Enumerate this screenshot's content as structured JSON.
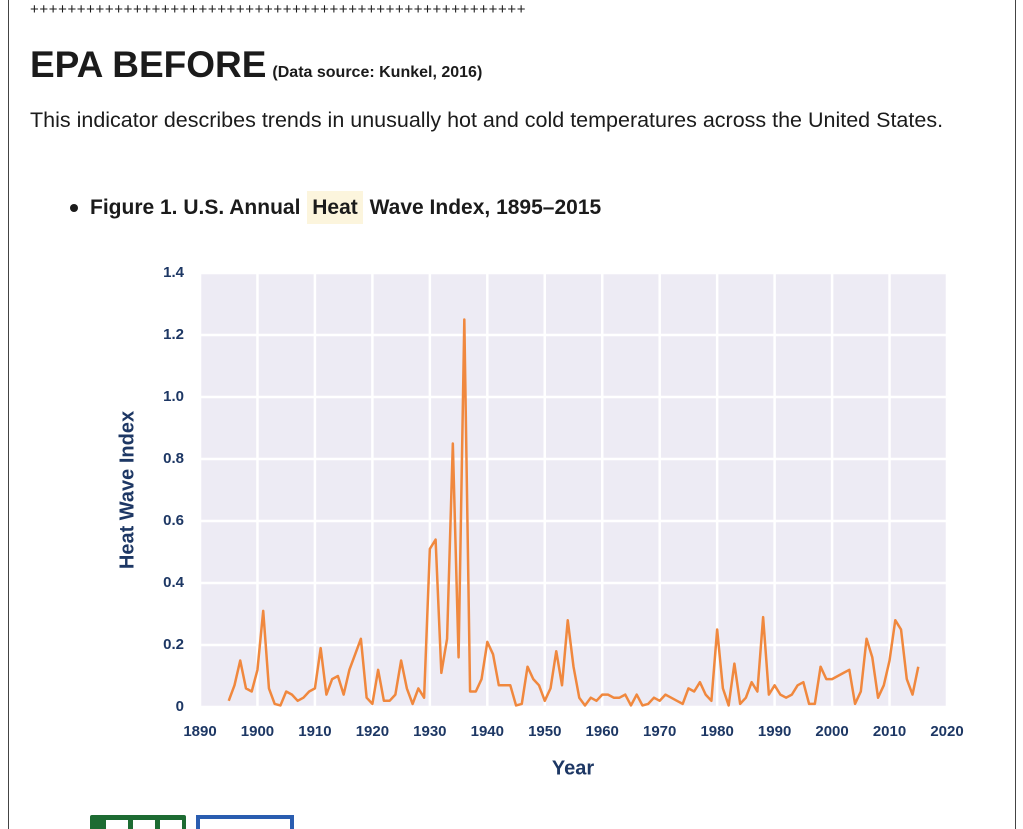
{
  "header": {
    "plus_line": "+++++++++++++++++++++++++++++++++++++++++++++++++++++",
    "title": "EPA BEFORE",
    "source": "(Data source: Kunkel, 2016)"
  },
  "description": "This indicator describes trends in unusually hot and cold temperatures across the United States.",
  "figure": {
    "caption_before": "Figure 1. U.S. Annual",
    "caption_highlight": "Heat",
    "caption_after": "Wave Index, 1895–2015"
  },
  "chart_data": {
    "type": "line",
    "y_label": "Heat Wave Index",
    "x_label": "Year",
    "color": "#f0883e",
    "grid": true,
    "xlim": [
      1890,
      2020
    ],
    "ylim": [
      0,
      1.4
    ],
    "xticks": [
      1890,
      1900,
      1910,
      1920,
      1930,
      1940,
      1950,
      1960,
      1970,
      1980,
      1990,
      2000,
      2010,
      2020
    ],
    "yticks": [
      0,
      0.2,
      0.4,
      0.6,
      0.8,
      {
        "value": 1,
        "label": "1.0"
      },
      1.2,
      1.4
    ],
    "x": [
      1895,
      1896,
      1897,
      1898,
      1899,
      1900,
      1901,
      1902,
      1903,
      1904,
      1905,
      1906,
      1907,
      1908,
      1909,
      1910,
      1911,
      1912,
      1913,
      1914,
      1915,
      1916,
      1917,
      1918,
      1919,
      1920,
      1921,
      1922,
      1923,
      1924,
      1925,
      1926,
      1927,
      1928,
      1929,
      1930,
      1931,
      1932,
      1933,
      1934,
      1935,
      1936,
      1937,
      1938,
      1939,
      1940,
      1941,
      1942,
      1943,
      1944,
      1945,
      1946,
      1947,
      1948,
      1949,
      1950,
      1951,
      1952,
      1953,
      1954,
      1955,
      1956,
      1957,
      1958,
      1959,
      1960,
      1961,
      1962,
      1963,
      1964,
      1965,
      1966,
      1967,
      1968,
      1969,
      1970,
      1971,
      1972,
      1973,
      1974,
      1975,
      1976,
      1977,
      1978,
      1979,
      1980,
      1981,
      1982,
      1983,
      1984,
      1985,
      1986,
      1987,
      1988,
      1989,
      1990,
      1991,
      1992,
      1993,
      1994,
      1995,
      1996,
      1997,
      1998,
      1999,
      2000,
      2001,
      2002,
      2003,
      2004,
      2005,
      2006,
      2007,
      2008,
      2009,
      2010,
      2011,
      2012,
      2013,
      2014,
      2015
    ],
    "values": [
      0.02,
      0.07,
      0.15,
      0.06,
      0.05,
      0.12,
      0.31,
      0.06,
      0.01,
      0.005,
      0.05,
      0.04,
      0.02,
      0.03,
      0.05,
      0.06,
      0.19,
      0.04,
      0.09,
      0.1,
      0.04,
      0.12,
      0.17,
      0.22,
      0.03,
      0.01,
      0.12,
      0.02,
      0.02,
      0.04,
      0.15,
      0.06,
      0.01,
      0.06,
      0.03,
      0.51,
      0.54,
      0.11,
      0.22,
      0.85,
      0.16,
      1.25,
      0.05,
      0.05,
      0.09,
      0.21,
      0.17,
      0.07,
      0.07,
      0.07,
      0.005,
      0.01,
      0.13,
      0.09,
      0.07,
      0.02,
      0.06,
      0.18,
      0.07,
      0.28,
      0.13,
      0.03,
      0.005,
      0.03,
      0.02,
      0.04,
      0.04,
      0.03,
      0.03,
      0.04,
      0.005,
      0.04,
      0.005,
      0.01,
      0.03,
      0.02,
      0.04,
      0.03,
      0.02,
      0.01,
      0.06,
      0.05,
      0.08,
      0.04,
      0.02,
      0.25,
      0.06,
      0.005,
      0.14,
      0.01,
      0.03,
      0.08,
      0.05,
      0.29,
      0.04,
      0.07,
      0.04,
      0.03,
      0.04,
      0.07,
      0.08,
      0.01,
      0.01,
      0.13,
      0.09,
      0.09,
      0.1,
      0.11,
      0.12,
      0.01,
      0.05,
      0.22,
      0.16,
      0.03,
      0.07,
      0.15,
      0.28,
      0.25,
      0.09,
      0.04,
      0.13
    ]
  }
}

**Exercise:** Show each line of the listing that holds the string "Wave".

**Complete output:**
    "caption_after": "Wave Index, 1895–2015"
    "y_label": "Heat Wave Index",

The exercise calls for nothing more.